■ **Problem to work on**:
Isolate every line in the records below with "أبيه" in it.

Stored data

------------------------------------------------------------------------

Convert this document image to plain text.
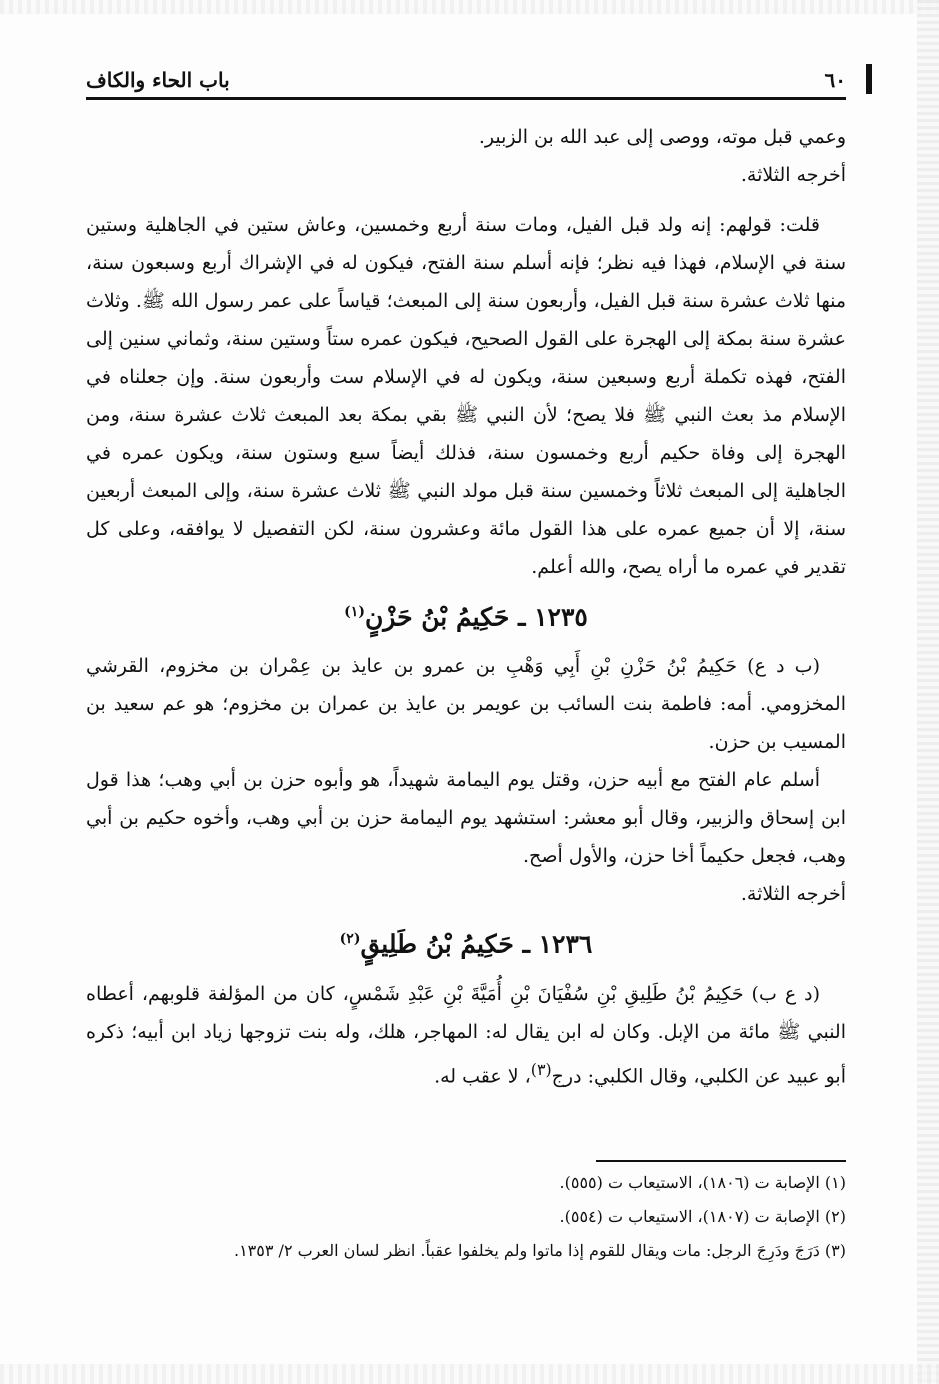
٦٠
باب الحاء والكاف

وعمي قبل موته، ووصى إلى عبد الله بن الزبير.

أخرجه الثلاثة.

قلت: قولهم: إنه ولد قبل الفيل، ومات سنة أربع وخمسين، وعاش ستين في الجاهلية وستين سنة في الإسلام، فهذا فيه نظر؛ فإنه أسلم سنة الفتح، فيكون له في الإشراك أربع وسبعون سنة، منها ثلاث عشرة سنة قبل الفيل، وأربعون سنة إلى المبعث؛ قياساً على عمر رسول الله ﷺ. وثلاث عشرة سنة بمكة إلى الهجرة على القول الصحيح، فيكون عمره ستاً وستين سنة، وثماني سنين إلى الفتح، فهذه تكملة أربع وسبعين سنة، ويكون له في الإسلام ست وأربعون سنة. وإن جعلناه في الإسلام مذ بعث النبي ﷺ فلا يصح؛ لأن النبي ﷺ بقي بمكة بعد المبعث ثلاث عشرة سنة، ومن الهجرة إلى وفاة حكيم أربع وخمسون سنة، فذلك أيضاً سبع وستون سنة، ويكون عمره في الجاهلية إلى المبعث ثلاثاً وخمسين سنة قبل مولد النبي ﷺ ثلاث عشرة سنة، وإلى المبعث أربعين سنة، إلا أن جميع عمره على هذا القول مائة وعشرون سنة، لكن التفصيل لا يوافقه، وعلى كل تقدير في عمره ما أراه يصح، والله أعلم.

١٢٣٥ ـ حَكِيمُ بْنُ حَزْنٍ$^{(١)}$

(ب د ع) حَكِيمُ بْنُ حَزْنِ بْنِ أَبِي وَهْبِ بن عمرو بن عايذ بن عِمْران بن مخزوم، القرشي المخزومي. أمه: فاطمة بنت السائب بن عويمر بن عايذ بن عمران بن مخزوم؛ هو عم سعيد بن المسيب بن حزن.

أسلم عام الفتح مع أبيه حزن، وقتل يوم اليمامة شهيداً، هو وأبوه حزن بن أبي وهب؛ هذا قول ابن إسحاق والزبير، وقال أبو معشر: استشهد يوم اليمامة حزن بن أبي وهب، وأخوه حكيم بن أبي وهب، فجعل حكيماً أخا حزن، والأول أصح.

أخرجه الثلاثة.

١٢٣٦ ـ حَكِيمُ بْنُ طَلِيقٍ$^{(٢)}$

(د ع ب) حَكِيمُ بْنُ طَلِيقِ بْنِ سُفْيَانَ بْنِ أُمَيَّةَ بْنِ عَبْدِ شَمْسٍ، كان من المؤلفة قلوبهم، أعطاه النبي ﷺ مائة من الإبل. وكان له ابن يقال له: المهاجر، هلك، وله بنت تزوجها زياد ابن أبيه؛ ذكره أبو عبيد عن الكلبي، وقال الكلبي: درج$^{(٣)}$، لا عقب له.

(١) الإصابة ت (١٨٠٦)، الاستيعاب ت (٥٥٥).

(٢) الإصابة ت (١٨٠٧)، الاستيعاب ت (٥٥٤).

(٣) دَرَجَ ودَرِجَ الرجل: مات ويقال للقوم إذا ماتوا ولم يخلفوا عقباً. انظر لسان العرب ٢/ ١٣٥٣.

------------------------------------------------------------------------

■ **Solution**:
أسلم عام الفتح مع أبيه حزن، وقتل يوم اليمامة شهيداً، هو وأبوه حزن بن أبي وهب؛ هذا قول ابن إسحاق والزبير، وقال أبو معشر: استشهد يوم اليمامة حزن بن أبي وهب، وأخوه حكيم بن أبي وهب، فجعل حكيماً أخا حزن، والأول أصح.
(د ع ب) حَكِيمُ بْنُ طَلِيقِ بْنِ سُفْيَانَ بْنِ أُمَيَّةَ بْنِ عَبْدِ شَمْسٍ، كان من المؤلفة قلوبهم، أعطاه النبي ﷺ مائة من الإبل. وكان له ابن يقال له: المهاجر، هلك، وله بنت تزوجها زياد ابن أبيه؛ ذكره أبو عبيد عن الكلبي، وقال الكلبي: درج$^{(٣)}$، لا عقب له.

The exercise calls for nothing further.